* [Work required]:
Write out the entries again exactly as they are given.

*** Information supplied

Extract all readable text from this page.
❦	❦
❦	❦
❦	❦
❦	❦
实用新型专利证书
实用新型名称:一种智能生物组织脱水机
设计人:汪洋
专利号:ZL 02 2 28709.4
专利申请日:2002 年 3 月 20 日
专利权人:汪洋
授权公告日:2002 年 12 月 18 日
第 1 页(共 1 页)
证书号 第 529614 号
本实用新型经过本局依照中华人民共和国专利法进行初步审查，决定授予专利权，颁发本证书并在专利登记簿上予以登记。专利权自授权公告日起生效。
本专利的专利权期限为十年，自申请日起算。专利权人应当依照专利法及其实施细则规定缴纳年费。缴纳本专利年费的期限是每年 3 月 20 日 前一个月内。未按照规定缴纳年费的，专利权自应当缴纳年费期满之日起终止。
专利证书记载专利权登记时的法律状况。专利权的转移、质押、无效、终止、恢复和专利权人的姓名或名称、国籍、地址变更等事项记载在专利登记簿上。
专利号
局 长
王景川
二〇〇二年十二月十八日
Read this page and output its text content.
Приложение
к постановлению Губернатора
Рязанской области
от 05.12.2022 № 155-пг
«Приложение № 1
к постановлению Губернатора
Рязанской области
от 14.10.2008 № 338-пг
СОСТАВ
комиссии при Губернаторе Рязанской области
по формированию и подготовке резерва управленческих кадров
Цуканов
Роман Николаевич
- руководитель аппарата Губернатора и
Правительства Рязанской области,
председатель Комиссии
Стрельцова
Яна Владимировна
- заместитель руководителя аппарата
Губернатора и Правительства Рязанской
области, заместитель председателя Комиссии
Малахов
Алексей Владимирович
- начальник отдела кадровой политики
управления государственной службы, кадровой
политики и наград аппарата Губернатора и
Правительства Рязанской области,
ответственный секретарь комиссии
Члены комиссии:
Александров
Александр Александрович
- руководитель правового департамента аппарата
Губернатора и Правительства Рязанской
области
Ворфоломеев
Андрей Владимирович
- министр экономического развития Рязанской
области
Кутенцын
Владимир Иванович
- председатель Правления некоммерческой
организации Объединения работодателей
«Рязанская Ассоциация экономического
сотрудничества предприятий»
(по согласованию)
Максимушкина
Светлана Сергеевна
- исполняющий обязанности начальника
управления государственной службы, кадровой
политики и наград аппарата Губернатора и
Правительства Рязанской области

******

* [Answer for the task]:
Extract all readable text from this page.
❦	❦
❦	❦
❦	❦
❦	❦
实用新型专利证书
实用新型名称:一种智能生物组织脱水机
设计人:汪洋
专利号:ZL 02 2 28709.4
专利申请日:2002 年 3 月 20 日
专利权人:汪洋
授权公告日:2002 年 12 月 18 日
第 1 页(共 1 页)
证书号 第 529614 号
本实用新型经过本局依照中华人民共和国专利法进行初步审查，决定授予专利权，颁发本证书并在专利登记簿上予以登记。专利权自授权公告日起生效。
本专利的专利权期限为十年，自申请日起算。专利权人应当依照专利法及其实施细则规定缴纳年费。缴纳本专利年费的期限是每年 3 月 20 日 前一个月内。未按照规定缴纳年费的，专利权自应当缴纳年费期满之日起终止。
专利证书记载专利权登记时的法律状况。专利权的转移、质押、无效、终止、恢复和专利权人的姓名或名称、国籍、地址变更等事项记载在专利登记簿上。
专利号
局 长
王景川
二〇〇二年十二月十八日
Read this page and output its text content.
Приложение
к постановлению Губернатора
Рязанской области
от 05.12.2022 № 155-пг
«Приложение № 1
к постановлению Губернатора
Рязанской области
от 14.10.2008 № 338-пг
СОСТАВ
комиссии при Губернаторе Рязанской области
по формированию и подготовке резерва управленческих кадров
Цуканов
Роман Николаевич
- руководитель аппарата Губернатора и
Правительства Рязанской области,
председатель Комиссии
Стрельцова
Яна Владимировна
- заместитель руководителя аппарата
Губернатора и Правительства Рязанской
области, заместитель председателя Комиссии
Малахов
Алексей Владимирович
- начальник отдела кадровой политики
управления государственной службы, кадровой
политики и наград аппарата Губернатора и
Правительства Рязанской области,
ответственный секретарь комиссии
Члены комиссии:
Александров
Александр Александрович
- руководитель правового департамента аппарата
Губернатора и Правительства Рязанской
области
Ворфоломеев
Андрей Владимирович
- министр экономического развития Рязанской
области
Кутенцын
Владимир Иванович
- председатель Правления некоммерческой
организации Объединения работодателей
«Рязанская Ассоциация экономического
сотрудничества предприятий»
(по согласованию)
Максимушкина
Светлана Сергеевна
- исполняющий обязанности начальника
управления государственной службы, кадровой
политики и наград аппарата Губернатора и
Правительства Рязанской области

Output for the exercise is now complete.